# Records provided

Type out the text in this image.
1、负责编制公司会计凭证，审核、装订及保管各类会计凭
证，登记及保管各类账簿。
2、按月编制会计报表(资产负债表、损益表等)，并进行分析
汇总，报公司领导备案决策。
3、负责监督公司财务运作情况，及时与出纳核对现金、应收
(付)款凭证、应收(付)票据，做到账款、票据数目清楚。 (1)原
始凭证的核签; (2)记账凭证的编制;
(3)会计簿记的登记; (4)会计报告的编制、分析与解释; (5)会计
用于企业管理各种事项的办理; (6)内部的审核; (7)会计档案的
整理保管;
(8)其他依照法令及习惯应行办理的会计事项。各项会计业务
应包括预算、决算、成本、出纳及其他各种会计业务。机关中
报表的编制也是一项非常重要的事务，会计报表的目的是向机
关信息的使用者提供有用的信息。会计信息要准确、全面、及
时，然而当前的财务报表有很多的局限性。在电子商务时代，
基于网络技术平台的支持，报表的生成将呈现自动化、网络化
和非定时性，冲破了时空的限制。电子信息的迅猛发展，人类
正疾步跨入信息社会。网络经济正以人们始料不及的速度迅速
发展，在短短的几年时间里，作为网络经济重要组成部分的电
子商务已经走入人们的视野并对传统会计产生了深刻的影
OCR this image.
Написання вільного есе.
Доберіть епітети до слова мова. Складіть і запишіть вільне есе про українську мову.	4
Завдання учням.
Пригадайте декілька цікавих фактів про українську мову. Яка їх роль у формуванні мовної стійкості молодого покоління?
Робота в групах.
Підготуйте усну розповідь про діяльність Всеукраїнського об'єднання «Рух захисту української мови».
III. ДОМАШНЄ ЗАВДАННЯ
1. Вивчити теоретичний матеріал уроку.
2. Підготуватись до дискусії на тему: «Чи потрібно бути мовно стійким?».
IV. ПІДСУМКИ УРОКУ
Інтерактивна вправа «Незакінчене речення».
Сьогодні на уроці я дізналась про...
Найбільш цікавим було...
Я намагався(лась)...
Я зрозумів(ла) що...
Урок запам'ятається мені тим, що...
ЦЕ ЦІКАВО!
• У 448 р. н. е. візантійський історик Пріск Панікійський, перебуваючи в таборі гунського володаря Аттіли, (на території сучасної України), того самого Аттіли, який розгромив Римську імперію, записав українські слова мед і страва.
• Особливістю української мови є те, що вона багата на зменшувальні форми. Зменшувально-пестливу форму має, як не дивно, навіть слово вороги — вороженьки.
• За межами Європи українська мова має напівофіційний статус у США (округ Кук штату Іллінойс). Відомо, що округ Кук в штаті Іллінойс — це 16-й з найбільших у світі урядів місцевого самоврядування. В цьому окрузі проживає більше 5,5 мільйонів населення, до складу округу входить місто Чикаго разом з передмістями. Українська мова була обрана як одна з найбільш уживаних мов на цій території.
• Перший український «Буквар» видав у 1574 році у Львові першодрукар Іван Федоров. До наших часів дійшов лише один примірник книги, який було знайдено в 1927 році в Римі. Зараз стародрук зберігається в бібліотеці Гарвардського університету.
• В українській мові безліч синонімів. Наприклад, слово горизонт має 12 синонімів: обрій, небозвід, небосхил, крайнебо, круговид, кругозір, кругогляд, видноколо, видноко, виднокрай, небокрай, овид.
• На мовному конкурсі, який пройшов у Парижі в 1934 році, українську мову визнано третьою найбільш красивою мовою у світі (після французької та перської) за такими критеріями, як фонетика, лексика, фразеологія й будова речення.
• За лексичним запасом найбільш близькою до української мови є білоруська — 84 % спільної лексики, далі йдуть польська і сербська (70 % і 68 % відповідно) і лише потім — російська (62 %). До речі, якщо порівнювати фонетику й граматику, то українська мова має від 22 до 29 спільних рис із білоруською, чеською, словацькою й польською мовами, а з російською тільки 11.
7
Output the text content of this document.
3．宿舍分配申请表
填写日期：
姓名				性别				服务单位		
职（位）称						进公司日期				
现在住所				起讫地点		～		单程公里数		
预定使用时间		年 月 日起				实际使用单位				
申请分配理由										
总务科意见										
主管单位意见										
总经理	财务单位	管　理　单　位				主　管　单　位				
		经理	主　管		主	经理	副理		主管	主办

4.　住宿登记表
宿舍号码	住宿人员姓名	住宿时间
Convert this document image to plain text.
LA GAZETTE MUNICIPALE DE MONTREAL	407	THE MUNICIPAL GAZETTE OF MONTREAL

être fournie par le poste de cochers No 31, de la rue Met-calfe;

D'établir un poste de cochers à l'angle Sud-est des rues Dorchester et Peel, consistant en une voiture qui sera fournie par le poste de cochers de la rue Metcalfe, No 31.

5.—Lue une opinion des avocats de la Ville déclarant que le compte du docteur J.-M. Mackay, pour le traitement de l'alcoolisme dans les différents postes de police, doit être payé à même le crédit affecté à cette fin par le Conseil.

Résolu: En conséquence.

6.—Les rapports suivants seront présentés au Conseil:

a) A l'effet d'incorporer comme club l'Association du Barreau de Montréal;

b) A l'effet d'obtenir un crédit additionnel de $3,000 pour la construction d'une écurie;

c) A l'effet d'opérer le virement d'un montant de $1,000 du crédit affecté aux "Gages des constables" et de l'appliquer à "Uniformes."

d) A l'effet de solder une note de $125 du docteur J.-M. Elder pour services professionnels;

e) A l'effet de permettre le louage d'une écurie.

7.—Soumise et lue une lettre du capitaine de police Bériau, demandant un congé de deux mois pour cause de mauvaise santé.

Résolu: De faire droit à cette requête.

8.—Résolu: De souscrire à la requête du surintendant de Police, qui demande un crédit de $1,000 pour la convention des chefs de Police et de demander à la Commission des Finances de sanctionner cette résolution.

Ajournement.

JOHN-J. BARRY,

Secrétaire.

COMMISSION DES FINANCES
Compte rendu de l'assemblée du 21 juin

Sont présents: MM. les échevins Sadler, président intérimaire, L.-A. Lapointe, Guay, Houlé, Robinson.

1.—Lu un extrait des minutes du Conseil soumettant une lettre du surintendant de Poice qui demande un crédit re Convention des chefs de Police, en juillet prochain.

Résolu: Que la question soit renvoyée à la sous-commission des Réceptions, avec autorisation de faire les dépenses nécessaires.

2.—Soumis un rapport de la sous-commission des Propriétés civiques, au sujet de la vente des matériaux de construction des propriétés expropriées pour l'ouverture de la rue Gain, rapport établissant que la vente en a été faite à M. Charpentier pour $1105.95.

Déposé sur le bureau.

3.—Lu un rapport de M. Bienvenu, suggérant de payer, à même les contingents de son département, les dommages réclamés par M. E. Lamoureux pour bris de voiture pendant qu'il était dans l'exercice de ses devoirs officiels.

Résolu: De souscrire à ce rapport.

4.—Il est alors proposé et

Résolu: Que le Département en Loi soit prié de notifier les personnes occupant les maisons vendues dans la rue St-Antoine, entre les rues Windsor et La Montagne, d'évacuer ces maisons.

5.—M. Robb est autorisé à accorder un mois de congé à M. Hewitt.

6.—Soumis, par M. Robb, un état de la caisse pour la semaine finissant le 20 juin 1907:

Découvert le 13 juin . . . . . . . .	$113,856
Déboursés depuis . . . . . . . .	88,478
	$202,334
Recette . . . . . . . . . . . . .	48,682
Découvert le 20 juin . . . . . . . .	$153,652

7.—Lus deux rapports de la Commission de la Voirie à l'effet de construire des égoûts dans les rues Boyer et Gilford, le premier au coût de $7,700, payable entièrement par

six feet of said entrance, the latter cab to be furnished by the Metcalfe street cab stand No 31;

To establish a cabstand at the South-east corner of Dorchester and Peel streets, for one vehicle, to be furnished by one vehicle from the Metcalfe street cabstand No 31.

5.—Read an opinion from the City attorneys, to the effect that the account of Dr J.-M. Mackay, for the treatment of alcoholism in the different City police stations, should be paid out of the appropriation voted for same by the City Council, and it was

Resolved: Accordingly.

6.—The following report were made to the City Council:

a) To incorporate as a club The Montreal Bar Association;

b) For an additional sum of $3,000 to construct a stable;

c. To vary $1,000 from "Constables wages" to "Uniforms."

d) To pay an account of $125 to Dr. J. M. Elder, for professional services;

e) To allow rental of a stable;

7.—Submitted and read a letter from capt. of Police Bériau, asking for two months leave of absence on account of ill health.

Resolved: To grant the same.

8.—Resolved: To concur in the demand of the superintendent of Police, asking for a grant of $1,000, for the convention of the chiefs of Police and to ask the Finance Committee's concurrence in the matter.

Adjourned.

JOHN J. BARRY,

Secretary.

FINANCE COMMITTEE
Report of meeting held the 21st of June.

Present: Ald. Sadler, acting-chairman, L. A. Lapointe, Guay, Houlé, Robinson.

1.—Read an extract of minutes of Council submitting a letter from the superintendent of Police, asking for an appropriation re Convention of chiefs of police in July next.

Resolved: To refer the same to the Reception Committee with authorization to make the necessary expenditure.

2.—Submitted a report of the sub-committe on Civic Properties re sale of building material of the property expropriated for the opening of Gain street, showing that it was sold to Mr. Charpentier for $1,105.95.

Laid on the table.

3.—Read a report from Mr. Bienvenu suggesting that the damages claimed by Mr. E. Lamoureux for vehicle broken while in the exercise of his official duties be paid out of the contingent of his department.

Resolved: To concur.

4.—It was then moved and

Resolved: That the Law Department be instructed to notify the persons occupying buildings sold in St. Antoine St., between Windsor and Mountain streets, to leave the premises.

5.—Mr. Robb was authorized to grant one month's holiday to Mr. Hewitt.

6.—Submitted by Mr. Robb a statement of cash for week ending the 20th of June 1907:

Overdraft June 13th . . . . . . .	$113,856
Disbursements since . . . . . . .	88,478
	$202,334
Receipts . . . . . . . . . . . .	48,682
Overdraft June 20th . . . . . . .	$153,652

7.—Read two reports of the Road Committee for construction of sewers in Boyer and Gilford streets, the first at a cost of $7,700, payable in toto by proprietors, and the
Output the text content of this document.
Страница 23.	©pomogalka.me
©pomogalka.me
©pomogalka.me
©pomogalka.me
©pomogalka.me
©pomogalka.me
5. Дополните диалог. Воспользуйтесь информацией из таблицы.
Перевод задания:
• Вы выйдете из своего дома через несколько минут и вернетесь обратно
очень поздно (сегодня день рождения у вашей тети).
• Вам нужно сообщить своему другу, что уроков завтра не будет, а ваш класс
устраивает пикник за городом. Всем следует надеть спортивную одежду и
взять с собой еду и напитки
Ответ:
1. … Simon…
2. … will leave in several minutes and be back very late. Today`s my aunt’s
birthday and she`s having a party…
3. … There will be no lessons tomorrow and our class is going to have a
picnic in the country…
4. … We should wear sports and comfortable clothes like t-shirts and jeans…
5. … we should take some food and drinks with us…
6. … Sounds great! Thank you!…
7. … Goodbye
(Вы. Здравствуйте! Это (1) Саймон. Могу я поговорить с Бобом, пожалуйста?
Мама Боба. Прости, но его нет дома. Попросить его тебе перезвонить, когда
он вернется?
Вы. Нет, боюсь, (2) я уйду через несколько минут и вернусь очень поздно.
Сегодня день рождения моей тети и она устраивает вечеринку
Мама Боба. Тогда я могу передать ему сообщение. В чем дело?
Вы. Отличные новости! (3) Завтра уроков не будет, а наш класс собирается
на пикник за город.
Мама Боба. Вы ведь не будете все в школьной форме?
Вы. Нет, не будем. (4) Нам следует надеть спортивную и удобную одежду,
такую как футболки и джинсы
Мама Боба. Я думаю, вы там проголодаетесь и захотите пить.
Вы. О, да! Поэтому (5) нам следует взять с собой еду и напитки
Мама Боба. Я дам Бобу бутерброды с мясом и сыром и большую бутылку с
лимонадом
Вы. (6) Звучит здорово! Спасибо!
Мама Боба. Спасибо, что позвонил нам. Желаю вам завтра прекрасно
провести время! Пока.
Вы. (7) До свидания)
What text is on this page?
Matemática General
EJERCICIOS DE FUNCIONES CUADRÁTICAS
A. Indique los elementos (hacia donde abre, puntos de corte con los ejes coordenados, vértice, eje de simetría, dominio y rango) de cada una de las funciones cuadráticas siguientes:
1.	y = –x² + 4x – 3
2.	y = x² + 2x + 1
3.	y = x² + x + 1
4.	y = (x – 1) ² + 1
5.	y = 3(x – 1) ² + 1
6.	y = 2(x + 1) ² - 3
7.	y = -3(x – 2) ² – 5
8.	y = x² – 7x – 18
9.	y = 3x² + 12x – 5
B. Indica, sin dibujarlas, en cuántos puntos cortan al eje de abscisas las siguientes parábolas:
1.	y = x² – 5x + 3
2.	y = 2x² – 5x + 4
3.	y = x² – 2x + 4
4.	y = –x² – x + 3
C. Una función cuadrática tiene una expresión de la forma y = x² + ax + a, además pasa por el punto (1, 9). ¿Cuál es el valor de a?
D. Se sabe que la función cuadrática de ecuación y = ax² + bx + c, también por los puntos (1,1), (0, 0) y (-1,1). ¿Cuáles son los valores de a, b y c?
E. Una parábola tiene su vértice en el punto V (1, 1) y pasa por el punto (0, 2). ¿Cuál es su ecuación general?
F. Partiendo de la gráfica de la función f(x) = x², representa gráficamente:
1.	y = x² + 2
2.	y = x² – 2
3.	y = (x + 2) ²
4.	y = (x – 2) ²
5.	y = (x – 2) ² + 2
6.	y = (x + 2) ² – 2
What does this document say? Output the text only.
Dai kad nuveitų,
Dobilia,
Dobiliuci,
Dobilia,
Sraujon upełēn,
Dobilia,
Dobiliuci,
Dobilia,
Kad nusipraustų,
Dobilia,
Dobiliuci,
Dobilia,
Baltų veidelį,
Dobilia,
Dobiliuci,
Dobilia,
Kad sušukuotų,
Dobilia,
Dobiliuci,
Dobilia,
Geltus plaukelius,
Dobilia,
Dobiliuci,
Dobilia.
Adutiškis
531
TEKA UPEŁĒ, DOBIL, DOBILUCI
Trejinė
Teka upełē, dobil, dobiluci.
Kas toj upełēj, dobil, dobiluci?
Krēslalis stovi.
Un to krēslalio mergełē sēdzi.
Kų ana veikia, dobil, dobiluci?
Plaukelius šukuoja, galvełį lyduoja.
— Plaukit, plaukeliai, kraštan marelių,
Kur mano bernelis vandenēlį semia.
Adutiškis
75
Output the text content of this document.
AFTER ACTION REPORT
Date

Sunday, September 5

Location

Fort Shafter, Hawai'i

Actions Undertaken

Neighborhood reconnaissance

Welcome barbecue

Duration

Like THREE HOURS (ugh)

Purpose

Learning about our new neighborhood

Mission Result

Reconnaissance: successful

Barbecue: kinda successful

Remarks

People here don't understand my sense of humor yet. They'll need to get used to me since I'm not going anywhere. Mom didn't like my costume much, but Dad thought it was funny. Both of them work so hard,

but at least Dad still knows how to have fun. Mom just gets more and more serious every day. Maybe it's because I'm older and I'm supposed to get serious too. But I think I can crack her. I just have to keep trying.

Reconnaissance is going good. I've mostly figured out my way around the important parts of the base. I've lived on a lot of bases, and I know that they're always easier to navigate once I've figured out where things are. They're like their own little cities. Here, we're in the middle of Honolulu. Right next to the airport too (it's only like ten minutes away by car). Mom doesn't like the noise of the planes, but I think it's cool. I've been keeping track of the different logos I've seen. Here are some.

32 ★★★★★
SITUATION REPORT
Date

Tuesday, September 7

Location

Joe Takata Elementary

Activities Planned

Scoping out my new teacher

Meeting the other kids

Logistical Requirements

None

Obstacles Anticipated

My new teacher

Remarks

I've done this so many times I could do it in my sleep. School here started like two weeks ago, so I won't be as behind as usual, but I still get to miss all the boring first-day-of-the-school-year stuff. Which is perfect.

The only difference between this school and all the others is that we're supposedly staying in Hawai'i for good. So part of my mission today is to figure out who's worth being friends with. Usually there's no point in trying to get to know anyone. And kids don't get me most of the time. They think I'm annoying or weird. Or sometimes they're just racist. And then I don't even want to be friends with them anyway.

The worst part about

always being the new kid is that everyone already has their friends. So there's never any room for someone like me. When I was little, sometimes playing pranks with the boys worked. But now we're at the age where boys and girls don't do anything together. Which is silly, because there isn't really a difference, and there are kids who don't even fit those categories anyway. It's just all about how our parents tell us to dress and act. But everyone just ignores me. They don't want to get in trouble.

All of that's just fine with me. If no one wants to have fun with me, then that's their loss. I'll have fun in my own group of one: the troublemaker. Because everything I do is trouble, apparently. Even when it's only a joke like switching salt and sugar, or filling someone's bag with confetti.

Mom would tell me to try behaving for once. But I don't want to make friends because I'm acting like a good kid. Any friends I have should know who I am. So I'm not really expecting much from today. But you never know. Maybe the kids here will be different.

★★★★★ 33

# Objective
Extract every line from the records above that contains the word "services".

# Response to this exercise
d) A l'effet de solder une note de $125 du docteur J.-M. Elder pour services professionnels;
d) To pay an account of $125 to Dr. J. M. Elder, for professional services;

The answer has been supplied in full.